(Extracted data entries)
-=-=-
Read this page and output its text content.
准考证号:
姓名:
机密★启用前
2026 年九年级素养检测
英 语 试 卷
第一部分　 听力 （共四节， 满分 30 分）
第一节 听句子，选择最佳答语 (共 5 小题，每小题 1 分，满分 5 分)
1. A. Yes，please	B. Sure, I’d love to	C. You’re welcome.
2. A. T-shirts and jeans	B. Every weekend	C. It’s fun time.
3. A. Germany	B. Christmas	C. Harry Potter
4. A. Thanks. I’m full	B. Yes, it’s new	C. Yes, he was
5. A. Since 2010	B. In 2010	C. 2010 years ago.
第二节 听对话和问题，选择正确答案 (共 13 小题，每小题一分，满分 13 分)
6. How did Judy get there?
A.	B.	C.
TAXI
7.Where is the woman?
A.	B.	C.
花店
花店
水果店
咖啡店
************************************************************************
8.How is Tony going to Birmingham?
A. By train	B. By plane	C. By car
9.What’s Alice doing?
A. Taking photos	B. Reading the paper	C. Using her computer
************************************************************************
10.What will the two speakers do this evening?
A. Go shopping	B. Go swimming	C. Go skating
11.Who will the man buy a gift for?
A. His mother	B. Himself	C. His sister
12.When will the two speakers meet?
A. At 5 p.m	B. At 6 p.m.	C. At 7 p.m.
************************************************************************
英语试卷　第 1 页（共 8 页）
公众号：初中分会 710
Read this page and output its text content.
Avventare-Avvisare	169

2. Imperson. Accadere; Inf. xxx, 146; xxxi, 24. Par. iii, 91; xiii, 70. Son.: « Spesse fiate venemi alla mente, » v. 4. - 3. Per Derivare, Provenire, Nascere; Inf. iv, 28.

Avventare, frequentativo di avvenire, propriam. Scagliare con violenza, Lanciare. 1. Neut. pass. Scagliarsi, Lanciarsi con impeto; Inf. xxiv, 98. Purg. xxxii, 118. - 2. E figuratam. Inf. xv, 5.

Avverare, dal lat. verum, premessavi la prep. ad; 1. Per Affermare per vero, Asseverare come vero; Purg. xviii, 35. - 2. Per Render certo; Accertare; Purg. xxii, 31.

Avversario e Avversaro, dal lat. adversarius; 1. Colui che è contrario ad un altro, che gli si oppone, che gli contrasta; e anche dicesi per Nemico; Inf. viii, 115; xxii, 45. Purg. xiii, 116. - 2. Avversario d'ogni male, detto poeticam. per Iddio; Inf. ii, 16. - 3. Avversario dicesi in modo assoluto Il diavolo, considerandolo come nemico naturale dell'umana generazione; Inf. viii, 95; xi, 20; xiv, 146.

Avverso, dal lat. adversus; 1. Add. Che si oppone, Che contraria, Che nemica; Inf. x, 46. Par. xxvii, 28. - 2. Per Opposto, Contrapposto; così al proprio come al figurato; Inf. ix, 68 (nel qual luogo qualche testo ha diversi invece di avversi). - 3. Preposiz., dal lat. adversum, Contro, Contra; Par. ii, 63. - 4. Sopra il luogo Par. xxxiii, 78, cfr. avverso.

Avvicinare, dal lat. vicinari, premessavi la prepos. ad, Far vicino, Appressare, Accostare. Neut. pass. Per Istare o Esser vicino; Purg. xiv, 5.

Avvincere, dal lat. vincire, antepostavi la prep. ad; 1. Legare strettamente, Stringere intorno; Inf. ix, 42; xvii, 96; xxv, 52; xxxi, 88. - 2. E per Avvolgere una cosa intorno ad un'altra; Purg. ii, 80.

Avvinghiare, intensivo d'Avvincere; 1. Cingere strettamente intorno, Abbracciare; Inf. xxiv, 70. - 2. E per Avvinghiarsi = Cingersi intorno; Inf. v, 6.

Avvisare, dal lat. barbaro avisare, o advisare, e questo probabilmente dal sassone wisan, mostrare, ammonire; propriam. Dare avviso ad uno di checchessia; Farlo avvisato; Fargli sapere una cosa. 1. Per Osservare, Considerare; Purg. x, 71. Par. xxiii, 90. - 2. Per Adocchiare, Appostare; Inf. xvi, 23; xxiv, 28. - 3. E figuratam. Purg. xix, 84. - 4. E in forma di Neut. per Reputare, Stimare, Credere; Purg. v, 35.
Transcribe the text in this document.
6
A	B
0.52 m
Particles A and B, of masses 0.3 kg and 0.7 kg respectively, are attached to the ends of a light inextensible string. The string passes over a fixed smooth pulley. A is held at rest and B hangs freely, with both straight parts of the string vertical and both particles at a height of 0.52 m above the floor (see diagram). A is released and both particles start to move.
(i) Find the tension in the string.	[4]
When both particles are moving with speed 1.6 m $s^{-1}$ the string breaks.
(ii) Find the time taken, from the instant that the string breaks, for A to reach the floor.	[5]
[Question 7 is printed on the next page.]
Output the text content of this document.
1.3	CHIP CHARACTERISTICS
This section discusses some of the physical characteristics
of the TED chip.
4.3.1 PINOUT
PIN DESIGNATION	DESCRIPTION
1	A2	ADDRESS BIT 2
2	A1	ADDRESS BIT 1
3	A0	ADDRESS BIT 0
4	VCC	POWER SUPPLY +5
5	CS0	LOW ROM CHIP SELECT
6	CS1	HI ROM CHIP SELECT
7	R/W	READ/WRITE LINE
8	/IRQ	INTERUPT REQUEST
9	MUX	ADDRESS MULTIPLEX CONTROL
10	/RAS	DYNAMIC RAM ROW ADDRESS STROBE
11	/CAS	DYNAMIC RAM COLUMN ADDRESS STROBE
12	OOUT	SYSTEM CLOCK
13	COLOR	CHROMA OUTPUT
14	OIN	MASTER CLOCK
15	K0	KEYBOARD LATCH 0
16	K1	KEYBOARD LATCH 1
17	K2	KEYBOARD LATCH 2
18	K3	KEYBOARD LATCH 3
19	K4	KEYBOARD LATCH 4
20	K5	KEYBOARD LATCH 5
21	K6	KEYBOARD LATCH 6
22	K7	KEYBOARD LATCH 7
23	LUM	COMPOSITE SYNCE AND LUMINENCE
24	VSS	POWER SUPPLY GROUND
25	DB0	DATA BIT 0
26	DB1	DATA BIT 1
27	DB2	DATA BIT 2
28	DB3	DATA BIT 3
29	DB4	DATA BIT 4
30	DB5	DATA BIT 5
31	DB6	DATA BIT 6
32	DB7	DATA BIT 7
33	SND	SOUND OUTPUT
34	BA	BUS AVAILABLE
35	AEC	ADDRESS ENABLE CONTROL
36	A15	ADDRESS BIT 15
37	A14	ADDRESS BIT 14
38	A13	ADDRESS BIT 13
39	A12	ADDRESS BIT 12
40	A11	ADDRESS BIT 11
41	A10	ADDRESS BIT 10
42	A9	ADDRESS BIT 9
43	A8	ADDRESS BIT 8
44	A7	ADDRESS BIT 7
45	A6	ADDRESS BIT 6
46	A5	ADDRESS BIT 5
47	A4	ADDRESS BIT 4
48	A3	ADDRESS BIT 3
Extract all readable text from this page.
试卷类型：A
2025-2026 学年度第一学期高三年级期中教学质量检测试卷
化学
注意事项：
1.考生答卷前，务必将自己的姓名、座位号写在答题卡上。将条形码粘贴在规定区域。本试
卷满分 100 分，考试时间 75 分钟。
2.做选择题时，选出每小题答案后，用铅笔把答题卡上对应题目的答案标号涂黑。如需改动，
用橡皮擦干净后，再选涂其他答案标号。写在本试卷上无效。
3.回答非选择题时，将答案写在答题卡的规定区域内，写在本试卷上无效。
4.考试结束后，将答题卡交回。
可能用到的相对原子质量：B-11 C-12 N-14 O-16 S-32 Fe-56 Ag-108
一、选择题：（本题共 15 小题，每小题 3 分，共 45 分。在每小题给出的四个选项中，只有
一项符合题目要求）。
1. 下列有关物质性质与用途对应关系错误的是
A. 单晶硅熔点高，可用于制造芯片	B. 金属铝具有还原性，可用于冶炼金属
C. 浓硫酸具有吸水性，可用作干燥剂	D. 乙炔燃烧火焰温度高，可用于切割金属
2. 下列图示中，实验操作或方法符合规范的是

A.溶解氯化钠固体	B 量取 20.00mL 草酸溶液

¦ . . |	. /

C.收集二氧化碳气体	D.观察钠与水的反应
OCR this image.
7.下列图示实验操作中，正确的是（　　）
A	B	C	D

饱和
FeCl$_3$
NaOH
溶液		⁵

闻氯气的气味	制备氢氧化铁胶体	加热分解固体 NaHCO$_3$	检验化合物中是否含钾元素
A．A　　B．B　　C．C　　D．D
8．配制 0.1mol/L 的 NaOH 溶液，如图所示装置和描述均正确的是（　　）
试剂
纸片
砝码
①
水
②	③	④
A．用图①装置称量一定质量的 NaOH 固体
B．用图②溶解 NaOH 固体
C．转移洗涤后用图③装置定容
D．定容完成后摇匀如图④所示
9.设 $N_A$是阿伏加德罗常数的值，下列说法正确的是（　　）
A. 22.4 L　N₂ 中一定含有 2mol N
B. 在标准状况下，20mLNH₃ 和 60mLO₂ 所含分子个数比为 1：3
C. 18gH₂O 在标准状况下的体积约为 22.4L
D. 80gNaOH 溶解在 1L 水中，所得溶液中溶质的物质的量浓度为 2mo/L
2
-=-=-
#### REQUIRED WORK:
Return the lines above, from the one containing "Extract all readable text from this page." to the end, exactly as they stand.

#### EXERCISE RESPONSE:
Extract all readable text from this page.
试卷类型：A
2025-2026 学年度第一学期高三年级期中教学质量检测试卷
化学
注意事项：
1.考生答卷前，务必将自己的姓名、座位号写在答题卡上。将条形码粘贴在规定区域。本试
卷满分 100 分，考试时间 75 分钟。
2.做选择题时，选出每小题答案后，用铅笔把答题卡上对应题目的答案标号涂黑。如需改动，
用橡皮擦干净后，再选涂其他答案标号。写在本试卷上无效。
3.回答非选择题时，将答案写在答题卡的规定区域内，写在本试卷上无效。
4.考试结束后，将答题卡交回。
可能用到的相对原子质量：B-11 C-12 N-14 O-16 S-32 Fe-56 Ag-108
一、选择题：（本题共 15 小题，每小题 3 分，共 45 分。在每小题给出的四个选项中，只有
一项符合题目要求）。
1. 下列有关物质性质与用途对应关系错误的是
A. 单晶硅熔点高，可用于制造芯片	B. 金属铝具有还原性，可用于冶炼金属
C. 浓硫酸具有吸水性，可用作干燥剂	D. 乙炔燃烧火焰温度高，可用于切割金属
2. 下列图示中，实验操作或方法符合规范的是

A.溶解氯化钠固体	B 量取 20.00mL 草酸溶液

¦ . . |	. /

C.收集二氧化碳气体	D.观察钠与水的反应
OCR this image.
7.下列图示实验操作中，正确的是（　　）
A	B	C	D

饱和
FeCl$_3$
NaOH
溶液		⁵

闻氯气的气味	制备氢氧化铁胶体	加热分解固体 NaHCO$_3$	检验化合物中是否含钾元素
A．A　　B．B　　C．C　　D．D
8．配制 0.1mol/L 的 NaOH 溶液，如图所示装置和描述均正确的是（　　）
试剂
纸片
砝码
①
水
②	③	④
A．用图①装置称量一定质量的 NaOH 固体
B．用图②溶解 NaOH 固体
C．转移洗涤后用图③装置定容
D．定容完成后摇匀如图④所示
9.设 $N_A$是阿伏加德罗常数的值，下列说法正确的是（　　）
A. 22.4 L　N₂ 中一定含有 2mol N
B. 在标准状况下，20mLNH₃ 和 60mLO₂ 所含分子个数比为 1：3
C. 18gH₂O 在标准状况下的体积约为 22.4L
D. 80gNaOH 溶解在 1L 水中，所得溶液中溶质的物质的量浓度为 2mo/L
2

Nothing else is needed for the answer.